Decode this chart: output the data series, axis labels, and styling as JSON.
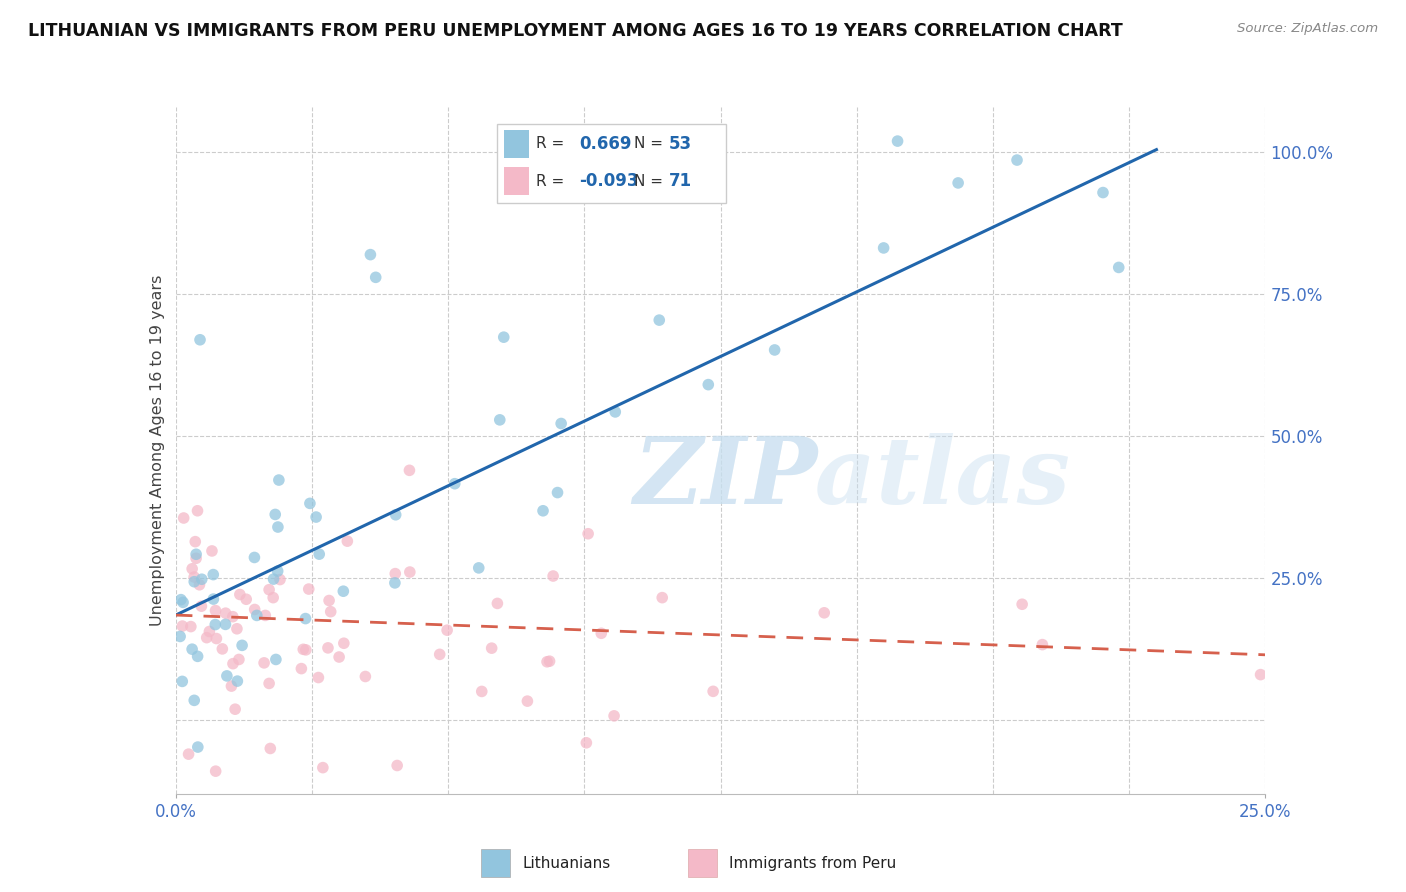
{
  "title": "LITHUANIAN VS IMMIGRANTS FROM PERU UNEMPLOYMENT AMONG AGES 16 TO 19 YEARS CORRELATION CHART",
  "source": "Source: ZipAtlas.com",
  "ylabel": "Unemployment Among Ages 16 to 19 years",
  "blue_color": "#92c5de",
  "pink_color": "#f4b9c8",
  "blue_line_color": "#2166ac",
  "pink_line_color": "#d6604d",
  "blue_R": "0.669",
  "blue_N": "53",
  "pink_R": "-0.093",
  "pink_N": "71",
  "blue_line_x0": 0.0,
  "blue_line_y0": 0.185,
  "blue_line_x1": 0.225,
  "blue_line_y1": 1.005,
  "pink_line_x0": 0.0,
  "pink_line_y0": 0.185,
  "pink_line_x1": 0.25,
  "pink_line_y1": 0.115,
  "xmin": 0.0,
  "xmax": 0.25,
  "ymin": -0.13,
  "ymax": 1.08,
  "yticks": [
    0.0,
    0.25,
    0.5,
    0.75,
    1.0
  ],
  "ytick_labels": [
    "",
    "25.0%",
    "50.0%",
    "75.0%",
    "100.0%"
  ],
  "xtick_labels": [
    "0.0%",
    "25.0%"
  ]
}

────

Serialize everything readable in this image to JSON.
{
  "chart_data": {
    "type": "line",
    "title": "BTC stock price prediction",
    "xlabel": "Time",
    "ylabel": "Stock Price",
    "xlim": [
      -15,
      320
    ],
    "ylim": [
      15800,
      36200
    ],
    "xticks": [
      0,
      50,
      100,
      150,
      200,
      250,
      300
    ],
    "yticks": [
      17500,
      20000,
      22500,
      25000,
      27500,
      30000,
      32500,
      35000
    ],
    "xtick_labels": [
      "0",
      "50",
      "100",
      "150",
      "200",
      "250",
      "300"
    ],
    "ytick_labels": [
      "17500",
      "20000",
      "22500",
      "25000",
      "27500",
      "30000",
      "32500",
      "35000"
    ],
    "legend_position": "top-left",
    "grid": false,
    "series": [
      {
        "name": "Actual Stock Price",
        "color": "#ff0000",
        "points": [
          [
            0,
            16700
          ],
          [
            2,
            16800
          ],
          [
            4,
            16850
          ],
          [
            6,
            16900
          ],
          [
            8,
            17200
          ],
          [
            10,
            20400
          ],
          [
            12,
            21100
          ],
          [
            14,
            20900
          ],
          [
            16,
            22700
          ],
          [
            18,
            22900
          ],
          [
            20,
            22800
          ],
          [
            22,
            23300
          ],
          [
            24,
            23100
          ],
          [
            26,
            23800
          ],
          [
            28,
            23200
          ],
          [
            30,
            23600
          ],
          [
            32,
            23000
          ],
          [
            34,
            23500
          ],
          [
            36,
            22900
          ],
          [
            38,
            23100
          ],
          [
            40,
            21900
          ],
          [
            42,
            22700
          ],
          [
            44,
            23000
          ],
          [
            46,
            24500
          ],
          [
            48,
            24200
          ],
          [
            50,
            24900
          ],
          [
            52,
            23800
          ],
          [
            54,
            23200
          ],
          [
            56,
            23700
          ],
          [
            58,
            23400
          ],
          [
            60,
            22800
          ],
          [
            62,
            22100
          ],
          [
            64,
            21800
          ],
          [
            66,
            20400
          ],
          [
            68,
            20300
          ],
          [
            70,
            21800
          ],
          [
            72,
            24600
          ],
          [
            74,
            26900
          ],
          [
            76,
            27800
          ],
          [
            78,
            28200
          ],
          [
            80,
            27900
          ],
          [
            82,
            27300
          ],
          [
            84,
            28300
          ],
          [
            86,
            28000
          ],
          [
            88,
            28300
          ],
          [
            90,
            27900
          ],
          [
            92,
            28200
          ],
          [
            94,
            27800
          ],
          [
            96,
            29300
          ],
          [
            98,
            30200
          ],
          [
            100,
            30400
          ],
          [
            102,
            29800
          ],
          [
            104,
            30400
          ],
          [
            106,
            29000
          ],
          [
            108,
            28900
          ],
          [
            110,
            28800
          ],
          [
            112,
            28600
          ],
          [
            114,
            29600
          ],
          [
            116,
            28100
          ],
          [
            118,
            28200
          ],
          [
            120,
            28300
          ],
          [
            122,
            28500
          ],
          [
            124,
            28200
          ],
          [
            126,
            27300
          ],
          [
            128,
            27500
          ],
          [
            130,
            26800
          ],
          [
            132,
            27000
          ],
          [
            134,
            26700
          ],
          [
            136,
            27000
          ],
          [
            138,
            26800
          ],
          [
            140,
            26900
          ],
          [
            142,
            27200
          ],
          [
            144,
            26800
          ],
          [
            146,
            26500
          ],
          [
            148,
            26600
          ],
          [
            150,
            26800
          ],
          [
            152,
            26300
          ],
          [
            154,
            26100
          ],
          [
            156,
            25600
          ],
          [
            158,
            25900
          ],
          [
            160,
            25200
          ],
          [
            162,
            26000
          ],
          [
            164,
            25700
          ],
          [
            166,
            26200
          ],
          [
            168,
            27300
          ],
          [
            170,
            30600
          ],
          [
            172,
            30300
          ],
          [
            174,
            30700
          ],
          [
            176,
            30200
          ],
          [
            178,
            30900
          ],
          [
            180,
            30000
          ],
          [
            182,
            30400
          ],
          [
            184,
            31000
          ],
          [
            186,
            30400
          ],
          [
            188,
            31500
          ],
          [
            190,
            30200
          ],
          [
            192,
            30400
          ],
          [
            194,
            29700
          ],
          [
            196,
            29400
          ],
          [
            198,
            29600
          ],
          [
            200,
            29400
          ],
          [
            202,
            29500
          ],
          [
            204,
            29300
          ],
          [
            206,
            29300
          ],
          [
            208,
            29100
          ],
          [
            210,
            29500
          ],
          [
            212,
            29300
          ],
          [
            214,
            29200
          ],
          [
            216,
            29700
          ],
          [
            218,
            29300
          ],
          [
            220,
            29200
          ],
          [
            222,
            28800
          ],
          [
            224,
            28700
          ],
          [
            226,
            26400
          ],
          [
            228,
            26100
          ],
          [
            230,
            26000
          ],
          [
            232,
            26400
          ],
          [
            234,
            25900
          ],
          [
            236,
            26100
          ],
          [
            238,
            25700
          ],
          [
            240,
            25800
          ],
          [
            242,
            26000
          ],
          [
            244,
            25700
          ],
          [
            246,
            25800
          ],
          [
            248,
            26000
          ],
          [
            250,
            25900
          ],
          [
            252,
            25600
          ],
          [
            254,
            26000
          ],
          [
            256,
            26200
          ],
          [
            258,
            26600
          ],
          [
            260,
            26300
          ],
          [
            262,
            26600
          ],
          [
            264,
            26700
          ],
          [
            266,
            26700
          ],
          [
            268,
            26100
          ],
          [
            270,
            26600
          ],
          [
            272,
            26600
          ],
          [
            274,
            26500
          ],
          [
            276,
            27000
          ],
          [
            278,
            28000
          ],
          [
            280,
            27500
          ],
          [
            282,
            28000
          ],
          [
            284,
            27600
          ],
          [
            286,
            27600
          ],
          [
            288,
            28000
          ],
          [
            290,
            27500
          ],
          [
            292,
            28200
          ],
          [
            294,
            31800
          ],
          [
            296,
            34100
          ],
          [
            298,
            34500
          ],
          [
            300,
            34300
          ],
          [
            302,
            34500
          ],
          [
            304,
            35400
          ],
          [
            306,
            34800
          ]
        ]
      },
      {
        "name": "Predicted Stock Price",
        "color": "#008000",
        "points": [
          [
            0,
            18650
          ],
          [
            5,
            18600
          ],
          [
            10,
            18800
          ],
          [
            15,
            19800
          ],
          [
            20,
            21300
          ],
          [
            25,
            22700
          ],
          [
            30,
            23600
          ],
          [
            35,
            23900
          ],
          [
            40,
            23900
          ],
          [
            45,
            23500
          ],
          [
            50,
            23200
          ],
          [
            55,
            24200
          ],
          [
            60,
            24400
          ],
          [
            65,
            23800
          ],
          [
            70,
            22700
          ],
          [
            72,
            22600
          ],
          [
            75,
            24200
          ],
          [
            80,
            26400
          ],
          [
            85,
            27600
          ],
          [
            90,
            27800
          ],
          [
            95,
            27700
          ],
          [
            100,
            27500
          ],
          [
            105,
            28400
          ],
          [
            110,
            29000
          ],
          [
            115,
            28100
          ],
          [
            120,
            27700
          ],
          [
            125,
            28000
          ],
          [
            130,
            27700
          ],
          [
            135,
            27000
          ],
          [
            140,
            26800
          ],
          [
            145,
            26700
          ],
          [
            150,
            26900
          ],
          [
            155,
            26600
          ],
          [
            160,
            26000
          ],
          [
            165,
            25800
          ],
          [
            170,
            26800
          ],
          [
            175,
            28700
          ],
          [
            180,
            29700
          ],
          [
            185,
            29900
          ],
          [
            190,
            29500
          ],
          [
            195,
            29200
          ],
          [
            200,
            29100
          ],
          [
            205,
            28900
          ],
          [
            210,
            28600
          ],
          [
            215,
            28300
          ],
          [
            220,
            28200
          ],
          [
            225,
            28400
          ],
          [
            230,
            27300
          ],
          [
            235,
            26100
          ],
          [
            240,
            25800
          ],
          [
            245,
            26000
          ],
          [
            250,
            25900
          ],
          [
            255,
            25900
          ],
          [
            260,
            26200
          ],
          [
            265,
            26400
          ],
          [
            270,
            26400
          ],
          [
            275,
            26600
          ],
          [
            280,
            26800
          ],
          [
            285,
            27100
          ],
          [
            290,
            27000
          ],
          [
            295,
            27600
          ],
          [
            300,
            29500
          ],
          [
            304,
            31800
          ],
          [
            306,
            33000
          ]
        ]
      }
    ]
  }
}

────

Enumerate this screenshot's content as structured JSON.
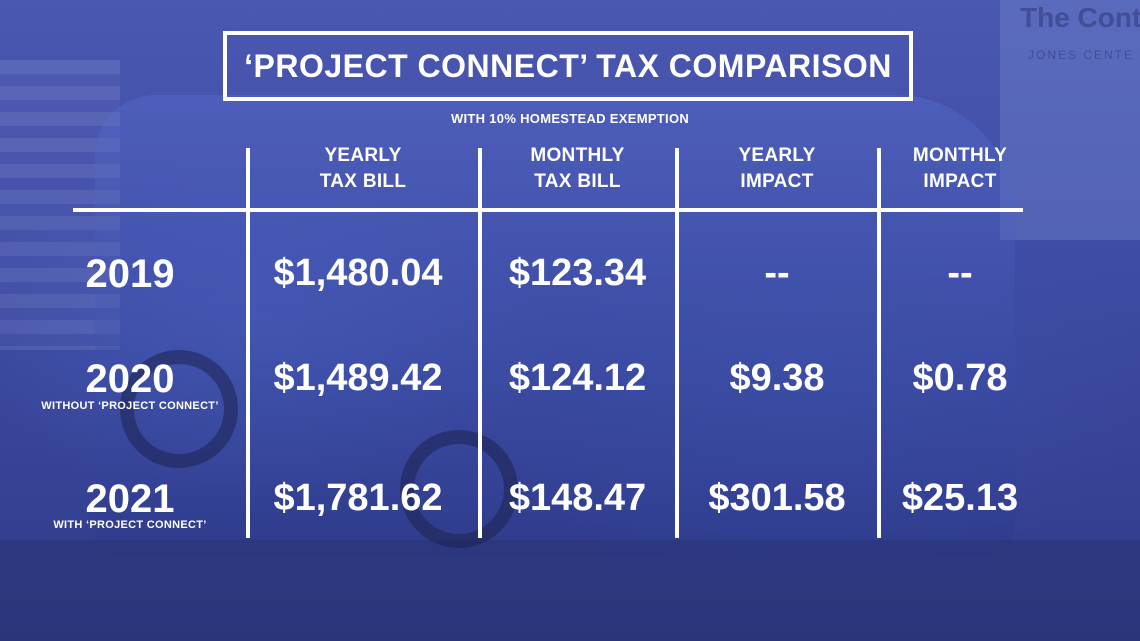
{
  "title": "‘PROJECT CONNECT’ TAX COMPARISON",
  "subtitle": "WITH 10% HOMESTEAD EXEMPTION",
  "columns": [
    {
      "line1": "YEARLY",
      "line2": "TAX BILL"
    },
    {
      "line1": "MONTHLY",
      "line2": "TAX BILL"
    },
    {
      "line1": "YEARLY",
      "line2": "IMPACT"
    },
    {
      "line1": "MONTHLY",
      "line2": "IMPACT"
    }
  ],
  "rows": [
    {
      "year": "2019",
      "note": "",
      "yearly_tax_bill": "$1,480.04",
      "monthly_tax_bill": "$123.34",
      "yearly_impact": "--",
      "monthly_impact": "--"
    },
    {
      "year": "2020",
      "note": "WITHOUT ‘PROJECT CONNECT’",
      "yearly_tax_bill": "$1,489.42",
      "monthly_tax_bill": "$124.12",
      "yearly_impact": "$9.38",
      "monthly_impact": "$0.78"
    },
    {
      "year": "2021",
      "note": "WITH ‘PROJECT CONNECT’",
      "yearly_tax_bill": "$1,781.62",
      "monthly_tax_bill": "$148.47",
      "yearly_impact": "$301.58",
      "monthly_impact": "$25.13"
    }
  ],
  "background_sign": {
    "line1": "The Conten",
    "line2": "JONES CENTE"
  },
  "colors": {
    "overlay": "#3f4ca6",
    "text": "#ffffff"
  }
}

────

* [WORK TO BE COMPLETED]: List every line above containing the word "ylabel".

* [COMPLETE RESPONSE]:
  "ylabel": "Unemployment Among Ages 16 to 19 years",
    "ylabel": "Stock Price",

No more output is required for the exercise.